#### EXERCISE
In full and without alteration, give the listing again.

#### SUPPLIED ENTRIES
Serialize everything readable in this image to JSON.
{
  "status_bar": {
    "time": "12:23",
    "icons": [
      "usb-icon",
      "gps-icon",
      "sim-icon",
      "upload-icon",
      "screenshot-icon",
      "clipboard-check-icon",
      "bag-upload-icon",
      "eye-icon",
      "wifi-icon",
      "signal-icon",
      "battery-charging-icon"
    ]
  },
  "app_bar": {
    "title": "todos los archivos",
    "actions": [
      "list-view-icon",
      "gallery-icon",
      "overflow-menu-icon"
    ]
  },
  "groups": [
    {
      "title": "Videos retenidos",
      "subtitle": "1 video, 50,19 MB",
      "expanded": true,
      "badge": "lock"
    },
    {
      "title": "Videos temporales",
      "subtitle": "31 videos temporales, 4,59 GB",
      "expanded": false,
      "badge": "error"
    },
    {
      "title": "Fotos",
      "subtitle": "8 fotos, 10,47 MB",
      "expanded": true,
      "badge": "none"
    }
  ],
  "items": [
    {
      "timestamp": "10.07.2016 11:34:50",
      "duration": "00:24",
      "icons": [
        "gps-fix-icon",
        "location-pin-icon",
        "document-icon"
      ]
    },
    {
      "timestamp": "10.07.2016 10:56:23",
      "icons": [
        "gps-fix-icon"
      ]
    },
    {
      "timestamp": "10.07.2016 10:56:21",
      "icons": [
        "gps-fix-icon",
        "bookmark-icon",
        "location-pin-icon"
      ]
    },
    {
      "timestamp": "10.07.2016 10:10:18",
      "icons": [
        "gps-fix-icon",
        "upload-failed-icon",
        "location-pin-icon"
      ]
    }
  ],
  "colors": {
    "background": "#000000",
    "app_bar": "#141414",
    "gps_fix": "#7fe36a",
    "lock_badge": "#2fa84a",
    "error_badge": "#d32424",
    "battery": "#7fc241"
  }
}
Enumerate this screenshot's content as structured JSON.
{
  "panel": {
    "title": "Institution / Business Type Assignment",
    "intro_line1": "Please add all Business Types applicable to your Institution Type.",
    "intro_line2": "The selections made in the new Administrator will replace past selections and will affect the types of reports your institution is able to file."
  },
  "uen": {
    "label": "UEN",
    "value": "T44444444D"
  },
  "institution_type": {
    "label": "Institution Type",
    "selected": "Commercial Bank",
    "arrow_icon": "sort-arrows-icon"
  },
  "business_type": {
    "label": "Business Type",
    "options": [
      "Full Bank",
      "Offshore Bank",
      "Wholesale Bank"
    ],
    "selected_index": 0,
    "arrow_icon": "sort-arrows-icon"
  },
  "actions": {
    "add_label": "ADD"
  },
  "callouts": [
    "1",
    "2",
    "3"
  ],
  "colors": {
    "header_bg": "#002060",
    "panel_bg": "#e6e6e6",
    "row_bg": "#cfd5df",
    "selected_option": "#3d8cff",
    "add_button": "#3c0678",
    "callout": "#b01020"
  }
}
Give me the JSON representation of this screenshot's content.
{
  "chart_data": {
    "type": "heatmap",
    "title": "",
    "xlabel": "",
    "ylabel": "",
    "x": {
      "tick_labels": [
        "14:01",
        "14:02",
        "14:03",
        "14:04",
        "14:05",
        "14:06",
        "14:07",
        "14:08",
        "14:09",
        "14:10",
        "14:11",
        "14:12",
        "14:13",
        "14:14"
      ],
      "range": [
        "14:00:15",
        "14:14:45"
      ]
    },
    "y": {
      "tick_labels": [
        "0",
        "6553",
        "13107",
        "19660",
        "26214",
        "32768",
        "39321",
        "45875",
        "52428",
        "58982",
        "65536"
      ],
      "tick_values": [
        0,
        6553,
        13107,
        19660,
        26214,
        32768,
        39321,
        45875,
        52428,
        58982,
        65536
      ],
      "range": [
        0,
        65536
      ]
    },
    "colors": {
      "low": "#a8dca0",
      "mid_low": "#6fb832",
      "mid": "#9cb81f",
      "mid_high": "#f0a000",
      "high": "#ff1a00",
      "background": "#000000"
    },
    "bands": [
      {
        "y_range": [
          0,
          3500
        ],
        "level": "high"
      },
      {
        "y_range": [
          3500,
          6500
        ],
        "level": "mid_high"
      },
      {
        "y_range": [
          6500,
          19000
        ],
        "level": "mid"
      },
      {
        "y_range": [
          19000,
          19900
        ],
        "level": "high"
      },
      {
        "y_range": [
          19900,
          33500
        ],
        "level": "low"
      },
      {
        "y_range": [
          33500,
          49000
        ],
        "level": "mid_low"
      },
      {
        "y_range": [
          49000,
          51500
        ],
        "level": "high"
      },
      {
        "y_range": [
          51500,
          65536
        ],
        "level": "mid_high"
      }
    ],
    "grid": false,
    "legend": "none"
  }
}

#### OUTPUT BELOW
Serialize everything readable in this image to JSON.
{
  "status_bar": {
    "time": "12:23",
    "icons": [
      "usb-icon",
      "gps-icon",
      "sim-icon",
      "upload-icon",
      "screenshot-icon",
      "clipboard-check-icon",
      "bag-upload-icon",
      "eye-icon",
      "wifi-icon",
      "signal-icon",
      "battery-charging-icon"
    ]
  },
  "app_bar": {
    "title": "todos los archivos",
    "actions": [
      "list-view-icon",
      "gallery-icon",
      "overflow-menu-icon"
    ]
  },
  "groups": [
    {
      "title": "Videos retenidos",
      "subtitle": "1 video, 50,19 MB",
      "expanded": true,
      "badge": "lock"
    },
    {
      "title": "Videos temporales",
      "subtitle": "31 videos temporales, 4,59 GB",
      "expanded": false,
      "badge": "error"
    },
    {
      "title": "Fotos",
      "subtitle": "8 fotos, 10,47 MB",
      "expanded": true,
      "badge": "none"
    }
  ],
  "items": [
    {
      "timestamp": "10.07.2016 11:34:50",
      "duration": "00:24",
      "icons": [
        "gps-fix-icon",
        "location-pin-icon",
        "document-icon"
      ]
    },
    {
      "timestamp": "10.07.2016 10:56:23",
      "icons": [
        "gps-fix-icon"
      ]
    },
    {
      "timestamp": "10.07.2016 10:56:21",
      "icons": [
        "gps-fix-icon",
        "bookmark-icon",
        "location-pin-icon"
      ]
    },
    {
      "timestamp": "10.07.2016 10:10:18",
      "icons": [
        "gps-fix-icon",
        "upload-failed-icon",
        "location-pin-icon"
      ]
    }
  ],
  "colors": {
    "background": "#000000",
    "app_bar": "#141414",
    "gps_fix": "#7fe36a",
    "lock_badge": "#2fa84a",
    "error_badge": "#d32424",
    "battery": "#7fc241"
  }
}
Enumerate this screenshot's content as structured JSON.
{
  "panel": {
    "title": "Institution / Business Type Assignment",
    "intro_line1": "Please add all Business Types applicable to your Institution Type.",
    "intro_line2": "The selections made in the new Administrator will replace past selections and will affect the types of reports your institution is able to file."
  },
  "uen": {
    "label": "UEN",
    "value": "T44444444D"
  },
  "institution_type": {
    "label": "Institution Type",
    "selected": "Commercial Bank",
    "arrow_icon": "sort-arrows-icon"
  },
  "business_type": {
    "label": "Business Type",
    "options": [
      "Full Bank",
      "Offshore Bank",
      "Wholesale Bank"
    ],
    "selected_index": 0,
    "arrow_icon": "sort-arrows-icon"
  },
  "actions": {
    "add_label": "ADD"
  },
  "callouts": [
    "1",
    "2",
    "3"
  ],
  "colors": {
    "header_bg": "#002060",
    "panel_bg": "#e6e6e6",
    "row_bg": "#cfd5df",
    "selected_option": "#3d8cff",
    "add_button": "#3c0678",
    "callout": "#b01020"
  }
}
Give me the JSON representation of this screenshot's content.
{
  "chart_data": {
    "type": "heatmap",
    "title": "",
    "xlabel": "",
    "ylabel": "",
    "x": {
      "tick_labels": [
        "14:01",
        "14:02",
        "14:03",
        "14:04",
        "14:05",
        "14:06",
        "14:07",
        "14:08",
        "14:09",
        "14:10",
        "14:11",
        "14:12",
        "14:13",
        "14:14"
      ],
      "range": [
        "14:00:15",
        "14:14:45"
      ]
    },
    "y": {
      "tick_labels": [
        "0",
        "6553",
        "13107",
        "19660",
        "26214",
        "32768",
        "39321",
        "45875",
        "52428",
        "58982",
        "65536"
      ],
      "tick_values": [
        0,
        6553,
        13107,
        19660,
        26214,
        32768,
        39321,
        45875,
        52428,
        58982,
        65536
      ],
      "range": [
        0,
        65536
      ]
    },
    "colors": {
      "low": "#a8dca0",
      "mid_low": "#6fb832",
      "mid": "#9cb81f",
      "mid_high": "#f0a000",
      "high": "#ff1a00",
      "background": "#000000"
    },
    "bands": [
      {
        "y_range": [
          0,
          3500
        ],
        "level": "high"
      },
      {
        "y_range": [
          3500,
          6500
        ],
        "level": "mid_high"
      },
      {
        "y_range": [
          6500,
          19000
        ],
        "level": "mid"
      },
      {
        "y_range": [
          19000,
          19900
        ],
        "level": "high"
      },
      {
        "y_range": [
          19900,
          33500
        ],
        "level": "low"
      },
      {
        "y_range": [
          33500,
          49000
        ],
        "level": "mid_low"
      },
      {
        "y_range": [
          49000,
          51500
        ],
        "level": "high"
      },
      {
        "y_range": [
          51500,
          65536
        ],
        "level": "mid_high"
      }
    ],
    "grid": false,
    "legend": "none"
  }
}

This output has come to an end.